### [Task description]
Find every line of the listing below where "JULIO" appears, and copy it.

--- Data to use ---

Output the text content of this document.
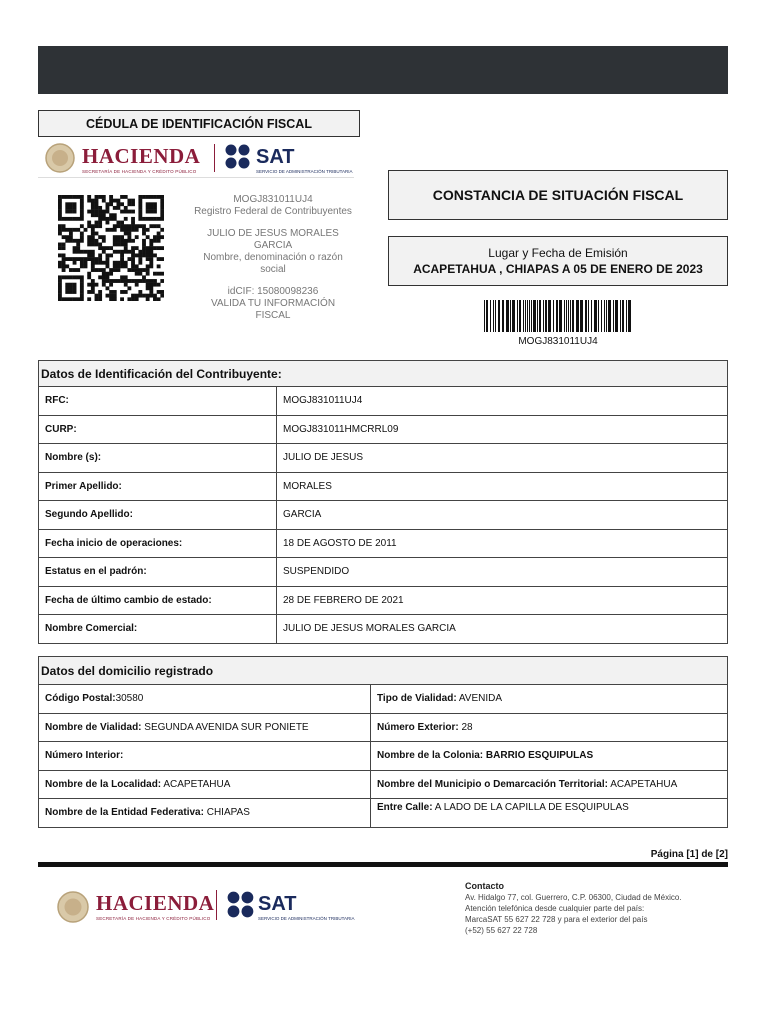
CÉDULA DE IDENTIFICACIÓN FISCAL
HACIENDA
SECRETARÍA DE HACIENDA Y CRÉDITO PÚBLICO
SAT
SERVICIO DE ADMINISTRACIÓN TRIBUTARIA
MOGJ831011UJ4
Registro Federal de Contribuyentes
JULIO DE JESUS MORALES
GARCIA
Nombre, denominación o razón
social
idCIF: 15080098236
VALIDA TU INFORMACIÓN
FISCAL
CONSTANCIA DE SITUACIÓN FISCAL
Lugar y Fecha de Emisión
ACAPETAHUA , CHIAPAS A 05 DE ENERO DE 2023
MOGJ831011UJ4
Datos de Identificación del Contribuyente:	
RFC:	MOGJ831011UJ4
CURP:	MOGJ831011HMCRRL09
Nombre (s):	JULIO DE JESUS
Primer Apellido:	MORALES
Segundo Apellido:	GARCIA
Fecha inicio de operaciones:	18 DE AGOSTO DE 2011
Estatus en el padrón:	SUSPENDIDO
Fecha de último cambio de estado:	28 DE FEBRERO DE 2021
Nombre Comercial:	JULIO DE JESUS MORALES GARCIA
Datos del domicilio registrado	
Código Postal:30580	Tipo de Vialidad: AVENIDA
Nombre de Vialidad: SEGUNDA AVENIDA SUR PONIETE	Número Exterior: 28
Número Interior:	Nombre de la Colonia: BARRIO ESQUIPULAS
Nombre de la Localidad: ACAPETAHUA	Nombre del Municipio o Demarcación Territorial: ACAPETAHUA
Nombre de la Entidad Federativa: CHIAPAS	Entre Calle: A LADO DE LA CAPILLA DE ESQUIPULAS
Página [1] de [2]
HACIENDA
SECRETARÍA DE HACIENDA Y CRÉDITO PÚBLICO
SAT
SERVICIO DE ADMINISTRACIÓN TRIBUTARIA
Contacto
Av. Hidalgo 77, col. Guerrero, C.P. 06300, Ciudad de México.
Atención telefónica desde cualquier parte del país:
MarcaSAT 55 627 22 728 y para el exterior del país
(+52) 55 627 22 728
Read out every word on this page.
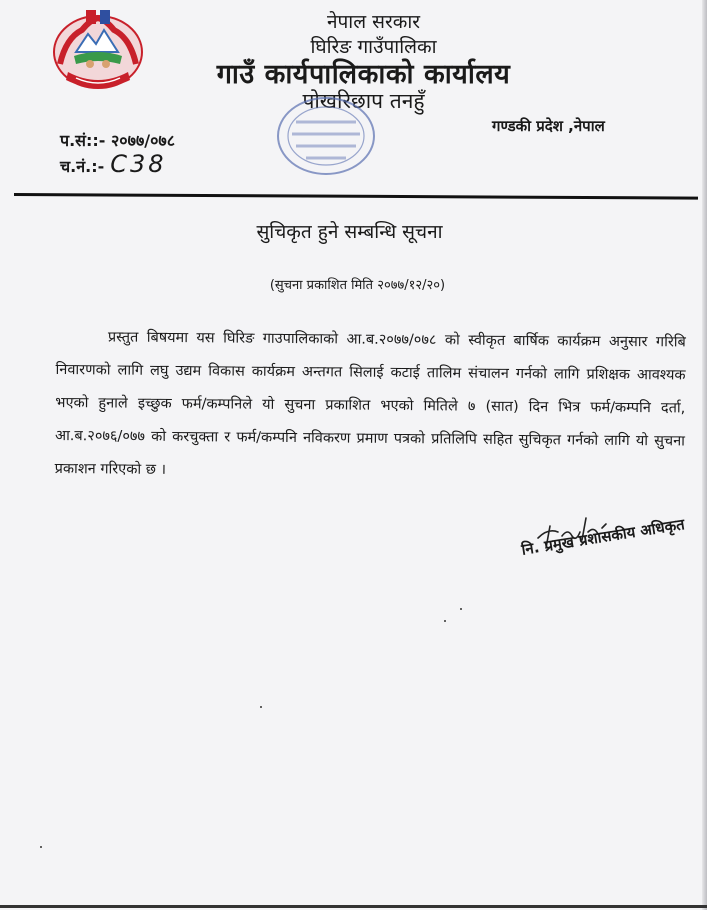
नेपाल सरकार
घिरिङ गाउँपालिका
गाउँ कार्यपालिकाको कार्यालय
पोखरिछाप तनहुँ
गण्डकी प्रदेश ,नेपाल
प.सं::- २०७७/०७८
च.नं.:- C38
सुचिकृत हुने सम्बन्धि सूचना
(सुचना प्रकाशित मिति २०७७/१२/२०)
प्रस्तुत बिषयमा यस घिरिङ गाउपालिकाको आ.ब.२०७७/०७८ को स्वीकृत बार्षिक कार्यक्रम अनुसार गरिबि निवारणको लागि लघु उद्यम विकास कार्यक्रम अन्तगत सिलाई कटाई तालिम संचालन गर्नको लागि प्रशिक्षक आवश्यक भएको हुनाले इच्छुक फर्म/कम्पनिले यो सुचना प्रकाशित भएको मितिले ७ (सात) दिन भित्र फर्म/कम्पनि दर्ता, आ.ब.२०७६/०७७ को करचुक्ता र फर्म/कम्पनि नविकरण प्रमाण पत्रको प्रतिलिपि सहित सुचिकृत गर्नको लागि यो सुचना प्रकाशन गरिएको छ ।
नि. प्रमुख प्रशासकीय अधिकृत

---

### [Response for this exercise]
JULIO DE JESUS MORALES
Nombre (s):	JULIO DE JESUS
Nombre Comercial:	JULIO DE JESUS MORALES GARCIA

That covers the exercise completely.